* [SUPPLIED INFORMATION]

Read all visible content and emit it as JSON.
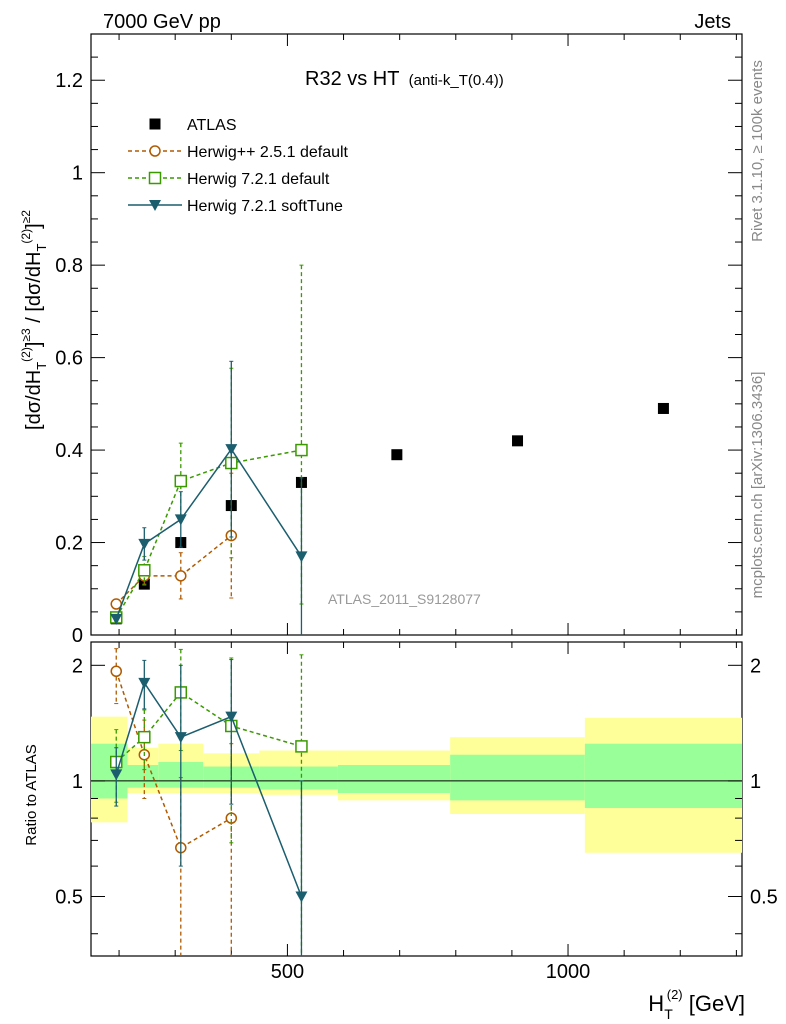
{
  "header": {
    "left": "7000 GeV pp",
    "right": "Jets"
  },
  "side_labels": {
    "rivet": "Rivet 3.1.10, ≥ 100k events",
    "mcplots": "mcplots.cern.ch [arXiv:1306.3436]"
  },
  "plot_title": {
    "main": "R32 vs HT",
    "sub": "(anti-k_T(0.4))"
  },
  "analysis_label": "ATLAS_2011_S9128077",
  "colors": {
    "atlas": "#000000",
    "herwigpp": "#b05a00",
    "h721_default": "#3a9a00",
    "h721_soft": "#1b5e6e",
    "band_outer": "#ffff99",
    "band_inner": "#99ff99"
  },
  "chart_data": [
    {
      "type": "scatter",
      "title": "R32 vs HT (anti-kT(0.4))",
      "ylabel": "[dσ/dH_T^(2)]^{≥3} / [dσ/dH_T^(2)]^{≥2}",
      "xlabel": "H_T^(2) [GeV]",
      "xlim": [
        150,
        1310
      ],
      "ylim": [
        0,
        1.3
      ],
      "yticks": [
        "0",
        "0.2",
        "0.4",
        "0.6",
        "0.8",
        "1",
        "1.2"
      ],
      "legend": [
        {
          "name": "ATLAS",
          "style": "filled-square"
        },
        {
          "name": "Herwig++ 2.5.1 default",
          "style": "open-circle-dashed"
        },
        {
          "name": "Herwig 7.2.1 default",
          "style": "open-square-dashed"
        },
        {
          "name": "Herwig 7.2.1 softTune",
          "style": "filled-triangle-solid"
        }
      ],
      "series": [
        {
          "name": "ATLAS",
          "x": [
            195,
            245,
            310,
            400,
            525,
            695,
            910,
            1170
          ],
          "y": [
            0.035,
            0.11,
            0.2,
            0.28,
            0.33,
            0.39,
            0.42,
            0.49
          ]
        },
        {
          "name": "Herwig++ 2.5.1 default",
          "x": [
            195,
            245,
            310,
            400
          ],
          "y": [
            0.067,
            0.128,
            0.128,
            0.215
          ],
          "err": [
            [
              0.003,
              0.003
            ],
            [
              0.02,
              0.02
            ],
            [
              0.05,
              0.05
            ],
            [
              0.135,
              0.135
            ]
          ]
        },
        {
          "name": "Herwig 7.2.1 default",
          "x": [
            195,
            245,
            310,
            400,
            525
          ],
          "y": [
            0.038,
            0.14,
            0.333,
            0.372,
            0.4
          ],
          "err": [
            [
              0.006,
              0.006
            ],
            [
              0.03,
              0.03
            ],
            [
              0.082,
              0.082
            ],
            [
              0.205,
              0.205
            ],
            [
              0.333,
              0.4
            ]
          ]
        },
        {
          "name": "Herwig 7.2.1 softTune",
          "x": [
            195,
            245,
            310,
            400,
            525
          ],
          "y": [
            0.035,
            0.197,
            0.25,
            0.402,
            0.17
          ],
          "err": [
            [
              0.005,
              0.005
            ],
            [
              0.035,
              0.035
            ],
            [
              0.06,
              0.06
            ],
            [
              0.19,
              0.19
            ],
            [
              0.17,
              0.17
            ]
          ]
        }
      ]
    },
    {
      "type": "scatter",
      "ylabel": "Ratio to ATLAS",
      "xlabel": "H_T^(2) [GeV]",
      "xlim": [
        150,
        1310
      ],
      "ylim": [
        0.35,
        2.3
      ],
      "yscale": "log",
      "yticks": [
        "0.5",
        "1",
        "2"
      ],
      "xticks": [
        "500",
        "1000"
      ],
      "bands": [
        {
          "x0": 150,
          "x1": 215,
          "outer": [
            0.78,
            1.47
          ],
          "inner": [
            0.9,
            1.25
          ]
        },
        {
          "x0": 215,
          "x1": 270,
          "outer": [
            0.93,
            1.22
          ],
          "inner": [
            0.96,
            1.1
          ]
        },
        {
          "x0": 270,
          "x1": 350,
          "outer": [
            0.93,
            1.25
          ],
          "inner": [
            0.96,
            1.12
          ]
        },
        {
          "x0": 350,
          "x1": 450,
          "outer": [
            0.93,
            1.18
          ],
          "inner": [
            0.96,
            1.09
          ]
        },
        {
          "x0": 450,
          "x1": 590,
          "outer": [
            0.92,
            1.2
          ],
          "inner": [
            0.95,
            1.09
          ]
        },
        {
          "x0": 590,
          "x1": 790,
          "outer": [
            0.89,
            1.2
          ],
          "inner": [
            0.93,
            1.1
          ]
        },
        {
          "x0": 790,
          "x1": 1030,
          "outer": [
            0.82,
            1.3
          ],
          "inner": [
            0.89,
            1.17
          ]
        },
        {
          "x0": 1030,
          "x1": 1310,
          "outer": [
            0.65,
            1.46
          ],
          "inner": [
            0.85,
            1.25
          ]
        }
      ],
      "series": [
        {
          "name": "Herwig++ 2.5.1 default",
          "x": [
            195,
            245,
            310,
            400
          ],
          "y": [
            1.93,
            1.17,
            0.67,
            0.8
          ],
          "err": [
            [
              0.34,
              0.28
            ],
            [
              0.27,
              0.27
            ],
            [
              0.35,
              0.35
            ],
            [
              0.45,
              0.45
            ]
          ]
        },
        {
          "name": "Herwig 7.2.1 default",
          "x": [
            195,
            245,
            310,
            400,
            525
          ],
          "y": [
            1.12,
            1.3,
            1.7,
            1.39,
            1.23
          ],
          "err": [
            [
              0.24,
              0.24
            ],
            [
              0.23,
              0.23
            ],
            [
              0.5,
              0.5
            ],
            [
              0.7,
              0.7
            ],
            [
              0.9,
              0.9
            ]
          ]
        },
        {
          "name": "Herwig 7.2.1 softTune",
          "x": [
            195,
            245,
            310,
            400,
            525
          ],
          "y": [
            1.04,
            1.8,
            1.3,
            1.47,
            0.5
          ],
          "err": [
            [
              0.18,
              0.18
            ],
            [
              0.26,
              0.26
            ],
            [
              0.7,
              0.7
            ],
            [
              0.6,
              0.6
            ],
            [
              0.5,
              0.5
            ]
          ]
        }
      ]
    }
  ]
}
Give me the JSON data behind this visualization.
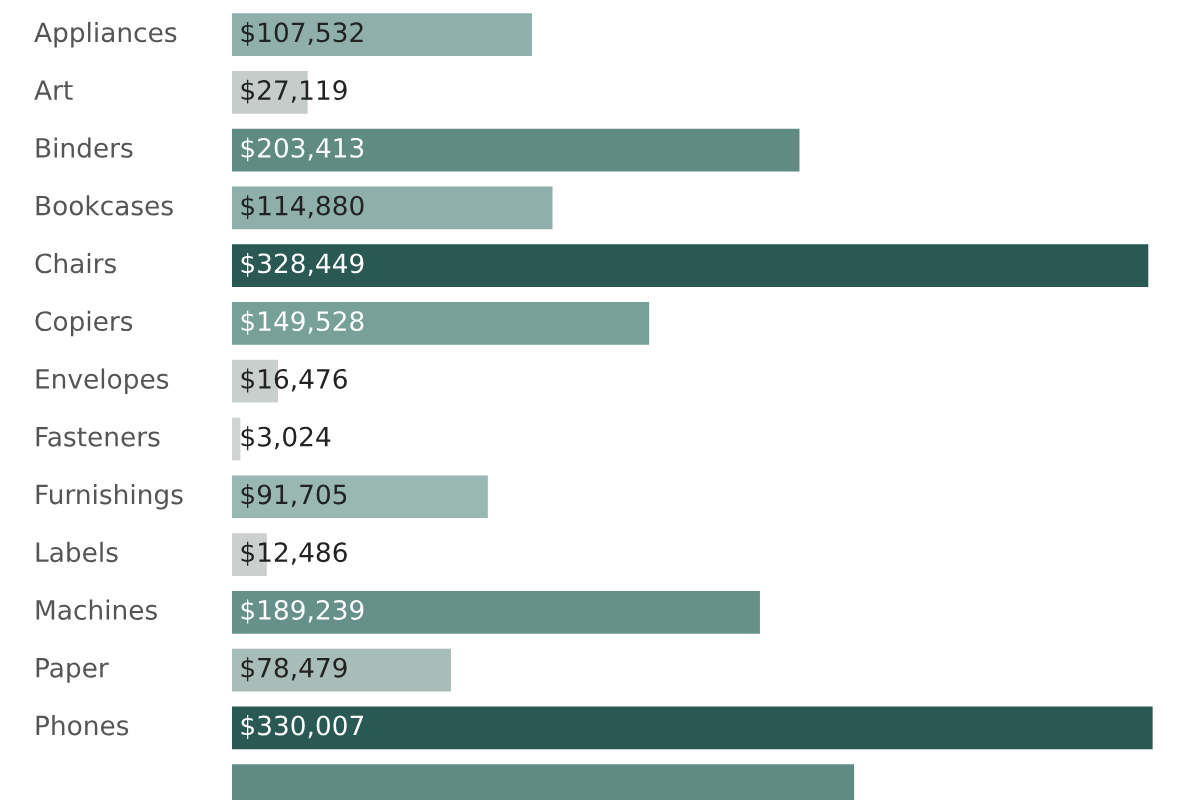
{
  "chart_data": {
    "type": "bar",
    "orientation": "horizontal",
    "categories": [
      "Appliances",
      "Art",
      "Binders",
      "Bookcases",
      "Chairs",
      "Copiers",
      "Envelopes",
      "Fasteners",
      "Furnishings",
      "Labels",
      "Machines",
      "Paper",
      "Phones",
      null
    ],
    "values": [
      107532,
      27119,
      203413,
      114880,
      328449,
      149528,
      16476,
      3024,
      91705,
      12486,
      189239,
      78479,
      330007,
      223000
    ],
    "value_labels": [
      "$107,532",
      "$27,119",
      "$203,413",
      "$114,880",
      "$328,449",
      "$149,528",
      "$16,476",
      "$3,024",
      "$91,705",
      "$12,486",
      "$189,239",
      "$78,479",
      "$330,007",
      null
    ],
    "colors": [
      "#8fb0aa",
      "#c5ccc9",
      "#5f8b83",
      "#8fb0aa",
      "#2a5853",
      "#76a098",
      "#c9cfcc",
      "#d0d3d2",
      "#9ab8b2",
      "#cbd0ce",
      "#65918a",
      "#a8bdb8",
      "#2a5853",
      "#5f8b83"
    ],
    "legend": false
  }
}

* [WRITTEN PROBLEM] Do not copy the pictures, but repeat every line exactly.

* [FULL RESPONSE]
Read all visible content and emit it as JSON.
{
  "header": {
    "left": "7000 GeV pp",
    "right": "Jets"
  },
  "side_labels": {
    "rivet": "Rivet 3.1.10, ≥ 100k events",
    "mcplots": "mcplots.cern.ch [arXiv:1306.3436]"
  },
  "plot_title": {
    "main": "R32 vs HT",
    "sub": "(anti-k_T(0.4))"
  },
  "analysis_label": "ATLAS_2011_S9128077",
  "colors": {
    "atlas": "#000000",
    "herwigpp": "#b05a00",
    "h721_default": "#3a9a00",
    "h721_soft": "#1b5e6e",
    "band_outer": "#ffff99",
    "band_inner": "#99ff99"
  },
  "chart_data": [
    {
      "type": "scatter",
      "title": "R32 vs HT (anti-kT(0.4))",
      "ylabel": "[dσ/dH_T^(2)]^{≥3} / [dσ/dH_T^(2)]^{≥2}",
      "xlabel": "H_T^(2) [GeV]",
      "xlim": [
        150,
        1310
      ],
      "ylim": [
        0,
        1.3
      ],
      "yticks": [
        "0",
        "0.2",
        "0.4",
        "0.6",
        "0.8",
        "1",
        "1.2"
      ],
      "legend": [
        {
          "name": "ATLAS",
          "style": "filled-square"
        },
        {
          "name": "Herwig++ 2.5.1 default",
          "style": "open-circle-dashed"
        },
        {
          "name": "Herwig 7.2.1 default",
          "style": "open-square-dashed"
        },
        {
          "name": "Herwig 7.2.1 softTune",
          "style": "filled-triangle-solid"
        }
      ],
      "series": [
        {
          "name": "ATLAS",
          "x": [
            195,
            245,
            310,
            400,
            525,
            695,
            910,
            1170
          ],
          "y": [
            0.035,
            0.11,
            0.2,
            0.28,
            0.33,
            0.39,
            0.42,
            0.49
          ]
        },
        {
          "name": "Herwig++ 2.5.1 default",
          "x": [
            195,
            245,
            310,
            400
          ],
          "y": [
            0.067,
            0.128,
            0.128,
            0.215
          ],
          "err": [
            [
              0.003,
              0.003
            ],
            [
              0.02,
              0.02
            ],
            [
              0.05,
              0.05
            ],
            [
              0.135,
              0.135
            ]
          ]
        },
        {
          "name": "Herwig 7.2.1 default",
          "x": [
            195,
            245,
            310,
            400,
            525
          ],
          "y": [
            0.038,
            0.14,
            0.333,
            0.372,
            0.4
          ],
          "err": [
            [
              0.006,
              0.006
            ],
            [
              0.03,
              0.03
            ],
            [
              0.082,
              0.082
            ],
            [
              0.205,
              0.205
            ],
            [
              0.333,
              0.4
            ]
          ]
        },
        {
          "name": "Herwig 7.2.1 softTune",
          "x": [
            195,
            245,
            310,
            400,
            525
          ],
          "y": [
            0.035,
            0.197,
            0.25,
            0.402,
            0.17
          ],
          "err": [
            [
              0.005,
              0.005
            ],
            [
              0.035,
              0.035
            ],
            [
              0.06,
              0.06
            ],
            [
              0.19,
              0.19
            ],
            [
              0.17,
              0.17
            ]
          ]
        }
      ]
    },
    {
      "type": "scatter",
      "ylabel": "Ratio to ATLAS",
      "xlabel": "H_T^(2) [GeV]",
      "xlim": [
        150,
        1310
      ],
      "ylim": [
        0.35,
        2.3
      ],
      "yscale": "log",
      "yticks": [
        "0.5",
        "1",
        "2"
      ],
      "xticks": [
        "500",
        "1000"
      ],
      "bands": [
        {
          "x0": 150,
          "x1": 215,
          "outer": [
            0.78,
            1.47
          ],
          "inner": [
            0.9,
            1.25
          ]
        },
        {
          "x0": 215,
          "x1": 270,
          "outer": [
            0.93,
            1.22
          ],
          "inner": [
            0.96,
            1.1
          ]
        },
        {
          "x0": 270,
          "x1": 350,
          "outer": [
            0.93,
            1.25
          ],
          "inner": [
            0.96,
            1.12
          ]
        },
        {
          "x0": 350,
          "x1": 450,
          "outer": [
            0.93,
            1.18
          ],
          "inner": [
            0.96,
            1.09
          ]
        },
        {
          "x0": 450,
          "x1": 590,
          "outer": [
            0.92,
            1.2
          ],
          "inner": [
            0.95,
            1.09
          ]
        },
        {
          "x0": 590,
          "x1": 790,
          "outer": [
            0.89,
            1.2
          ],
          "inner": [
            0.93,
            1.1
          ]
        },
        {
          "x0": 790,
          "x1": 1030,
          "outer": [
            0.82,
            1.3
          ],
          "inner": [
            0.89,
            1.17
          ]
        },
        {
          "x0": 1030,
          "x1": 1310,
          "outer": [
            0.65,
            1.46
          ],
          "inner": [
            0.85,
            1.25
          ]
        }
      ],
      "series": [
        {
          "name": "Herwig++ 2.5.1 default",
          "x": [
            195,
            245,
            310,
            400
          ],
          "y": [
            1.93,
            1.17,
            0.67,
            0.8
          ],
          "err": [
            [
              0.34,
              0.28
            ],
            [
              0.27,
              0.27
            ],
            [
              0.35,
              0.35
            ],
            [
              0.45,
              0.45
            ]
          ]
        },
        {
          "name": "Herwig 7.2.1 default",
          "x": [
            195,
            245,
            310,
            400,
            525
          ],
          "y": [
            1.12,
            1.3,
            1.7,
            1.39,
            1.23
          ],
          "err": [
            [
              0.24,
              0.24
            ],
            [
              0.23,
              0.23
            ],
            [
              0.5,
              0.5
            ],
            [
              0.7,
              0.7
            ],
            [
              0.9,
              0.9
            ]
          ]
        },
        {
          "name": "Herwig 7.2.1 softTune",
          "x": [
            195,
            245,
            310,
            400,
            525
          ],
          "y": [
            1.04,
            1.8,
            1.3,
            1.47,
            0.5
          ],
          "err": [
            [
              0.18,
              0.18
            ],
            [
              0.26,
              0.26
            ],
            [
              0.7,
              0.7
            ],
            [
              0.6,
              0.6
            ],
            [
              0.5,
              0.5
            ]
          ]
        }
      ]
    }
  ]
}
Give me the JSON data behind this visualization.
{
  "chart_data": {
    "type": "bar",
    "orientation": "horizontal",
    "categories": [
      "Appliances",
      "Art",
      "Binders",
      "Bookcases",
      "Chairs",
      "Copiers",
      "Envelopes",
      "Fasteners",
      "Furnishings",
      "Labels",
      "Machines",
      "Paper",
      "Phones",
      null
    ],
    "values": [
      107532,
      27119,
      203413,
      114880,
      328449,
      149528,
      16476,
      3024,
      91705,
      12486,
      189239,
      78479,
      330007,
      223000
    ],
    "value_labels": [
      "$107,532",
      "$27,119",
      "$203,413",
      "$114,880",
      "$328,449",
      "$149,528",
      "$16,476",
      "$3,024",
      "$91,705",
      "$12,486",
      "$189,239",
      "$78,479",
      "$330,007",
      null
    ],
    "colors": [
      "#8fb0aa",
      "#c5ccc9",
      "#5f8b83",
      "#8fb0aa",
      "#2a5853",
      "#76a098",
      "#c9cfcc",
      "#d0d3d2",
      "#9ab8b2",
      "#cbd0ce",
      "#65918a",
      "#a8bdb8",
      "#2a5853",
      "#5f8b83"
    ],
    "legend": false
  }
}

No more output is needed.